- Record excerpts:
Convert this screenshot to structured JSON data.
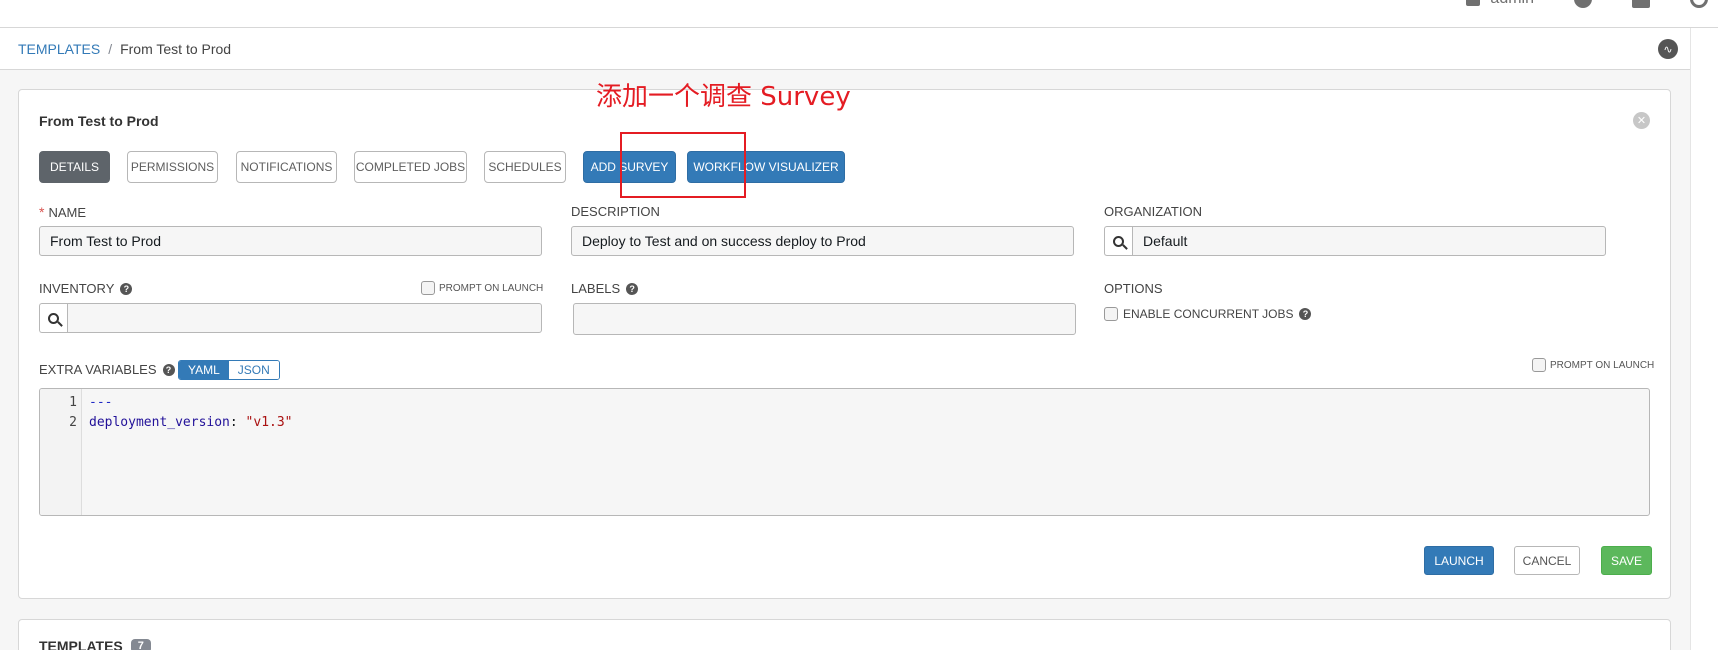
{
  "topbar": {
    "user_label": "admin",
    "icons": [
      "user-icon",
      "info-icon",
      "book-icon",
      "power-icon"
    ]
  },
  "breadcrumb": {
    "parent": "TEMPLATES",
    "separator": "/",
    "current": "From Test to Prod",
    "activity_icon": "activity-stream-icon"
  },
  "form": {
    "title": "From Test to Prod",
    "tabs": [
      {
        "label": "DETAILS",
        "active": true
      },
      {
        "label": "PERMISSIONS"
      },
      {
        "label": "NOTIFICATIONS"
      },
      {
        "label": "COMPLETED JOBS"
      },
      {
        "label": "SCHEDULES"
      },
      {
        "label": "ADD SURVEY",
        "primary": true
      },
      {
        "label": "WORKFLOW VISUALIZER",
        "primary": true
      }
    ],
    "name": {
      "required_mark": "*",
      "label": "NAME",
      "value": "From Test to Prod"
    },
    "description": {
      "label": "DESCRIPTION",
      "value": "Deploy to Test and on success deploy to Prod"
    },
    "organization": {
      "label": "ORGANIZATION",
      "value": "Default"
    },
    "inventory": {
      "label": "INVENTORY",
      "value": "",
      "prompt_on_launch": "PROMPT ON LAUNCH"
    },
    "labels": {
      "label": "LABELS",
      "value": ""
    },
    "options": {
      "label": "OPTIONS",
      "concurrent": "ENABLE CONCURRENT JOBS"
    },
    "extra_vars": {
      "label": "EXTRA VARIABLES",
      "modes": [
        "YAML",
        "JSON"
      ],
      "active_mode": "YAML",
      "prompt_on_launch": "PROMPT ON LAUNCH",
      "line_numbers": [
        "1",
        "2"
      ],
      "line1": "---",
      "line2_key": "deployment_version",
      "line2_colon": ": ",
      "line2_value": "\"v1.3\""
    },
    "actions": {
      "launch": "LAUNCH",
      "cancel": "CANCEL",
      "save": "SAVE"
    },
    "help_glyph": "?"
  },
  "annotation": {
    "text": "添加一个调查 Survey",
    "color": "#e41c23"
  },
  "templates_panel": {
    "title": "TEMPLATES",
    "count": "7"
  },
  "colors": {
    "primary": "#337ab7",
    "success": "#5cb85c",
    "active_tab": "#5e646a",
    "required": "#d9534f"
  }
}
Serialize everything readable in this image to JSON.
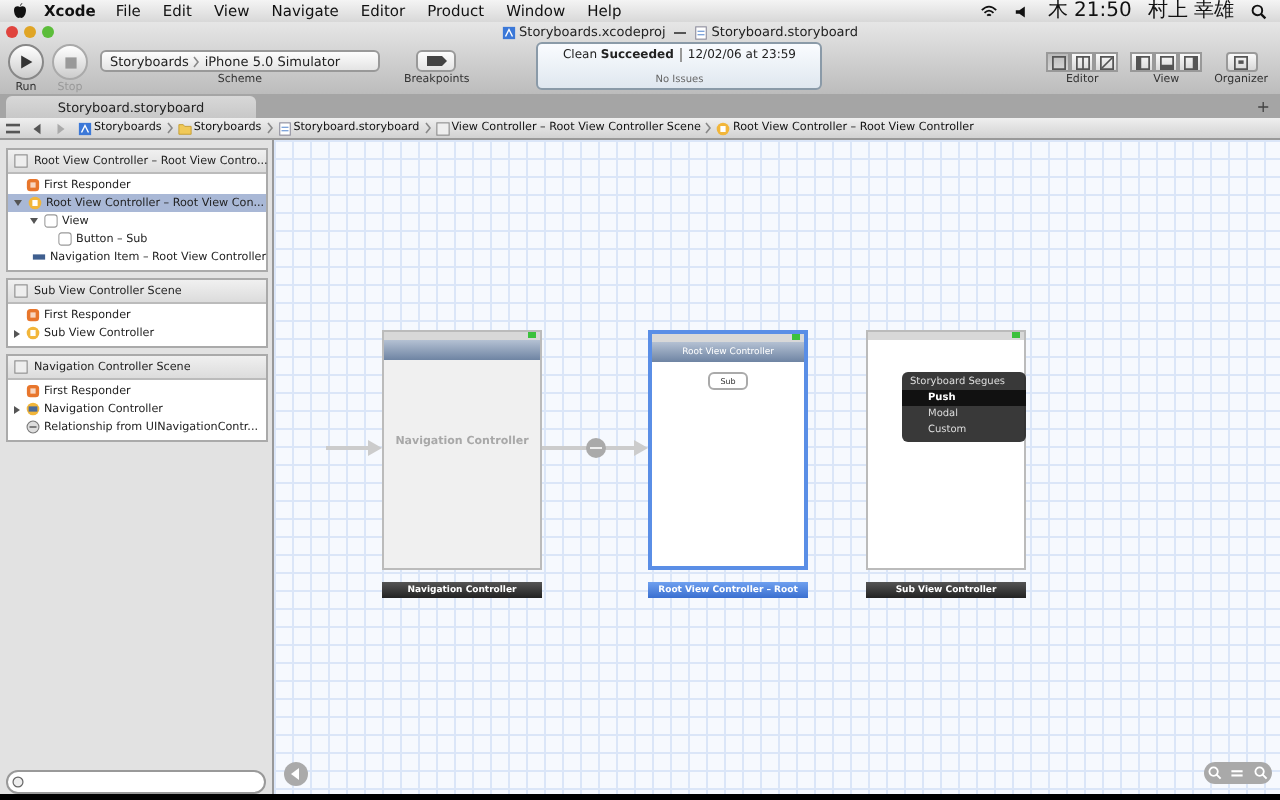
{
  "menu_bar": {
    "app": "Xcode",
    "items": [
      "File",
      "Edit",
      "View",
      "Navigate",
      "Editor",
      "Product",
      "Window",
      "Help"
    ],
    "clock": "木 21:50",
    "user": "村上 幸雄"
  },
  "window": {
    "project": "Storyboards.xcodeproj",
    "file": "Storyboard.storyboard"
  },
  "toolbar": {
    "run": {
      "label": "Run",
      "disabled": false
    },
    "stop": {
      "label": "Stop",
      "disabled": true
    },
    "scheme": {
      "project": "Storyboards",
      "destination": "iPhone 5.0 Simulator",
      "label": "Scheme"
    },
    "breakpoints": {
      "label": "Breakpoints"
    },
    "activity": {
      "status": "Clean **Succeeded**",
      "time": "12/02/06 at 23:59",
      "issues": "No Issues"
    },
    "editor": {
      "label": "Editor",
      "modes": [
        {
          "kind": "standard",
          "selected": true
        },
        {
          "kind": "assistant",
          "selected": false
        },
        {
          "kind": "version",
          "selected": false
        }
      ]
    },
    "view": {
      "label": "View",
      "panes": [
        {
          "kind": "left",
          "selected": false
        },
        {
          "kind": "bottom",
          "selected": false
        },
        {
          "kind": "right",
          "selected": false
        }
      ]
    },
    "organizer": {
      "label": "Organizer"
    }
  },
  "tabs": [
    {
      "label": "Storyboard.storyboard",
      "selected": true
    }
  ],
  "add_tab": "+",
  "jump_bar": [
    {
      "kind": "project",
      "label": "Storyboards"
    },
    {
      "kind": "folder",
      "label": "Storyboards"
    },
    {
      "kind": "file",
      "label": "Storyboard.storyboard"
    },
    {
      "kind": "scene",
      "label": "View Controller – Root View Controller Scene"
    },
    {
      "kind": "controller",
      "label": "Root View Controller – Root View Controller"
    }
  ],
  "outline": [
    {
      "title": "Root View Controller – Root View Contro...",
      "items": [
        {
          "kind": "responder",
          "label": "First Responder",
          "selected": false
        },
        {
          "kind": "controller",
          "label": "Root View Controller – Root View Con...",
          "selected": true,
          "expanded": true,
          "children": [
            {
              "kind": "view",
              "label": "View",
              "selected": false,
              "expanded": true,
              "children": [
                {
                  "kind": "view",
                  "label": "Button – Sub",
                  "selected": false
                }
              ]
            },
            {
              "kind": "navitem",
              "label": "Navigation Item – Root View Controller",
              "selected": false
            }
          ]
        }
      ]
    },
    {
      "title": "Sub View Controller Scene",
      "items": [
        {
          "kind": "responder",
          "label": "First Responder",
          "selected": false
        },
        {
          "kind": "controller",
          "label": "Sub View Controller",
          "selected": false,
          "expanded": false
        }
      ]
    },
    {
      "title": "Navigation Controller Scene",
      "items": [
        {
          "kind": "responder",
          "label": "First Responder",
          "selected": false
        },
        {
          "kind": "navcontroller",
          "label": "Navigation Controller",
          "selected": false,
          "expanded": false
        },
        {
          "kind": "relationship",
          "label": "Relationship from UINavigationContr...",
          "selected": false
        }
      ]
    }
  ],
  "canvas": {
    "scenes": [
      {
        "kind": "navigation",
        "watermark": "Navigation Controller",
        "caption": "Navigation Controller",
        "selected": false
      },
      {
        "kind": "view",
        "bar_title": "Root View Controller",
        "button": "Sub",
        "caption": "Root View Controller – Root",
        "selected": true
      },
      {
        "kind": "view",
        "caption": "Sub View Controller",
        "selected": false
      }
    ],
    "segue_menu": {
      "title": "Storyboard Segues",
      "options": [
        {
          "label": "Push",
          "selected": true
        },
        {
          "label": "Modal",
          "selected": false
        },
        {
          "label": "Custom",
          "selected": false
        }
      ]
    }
  }
}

- Work to do: Scan the material above and determine how many lines include the word "this"; report only the number.

- The result: 2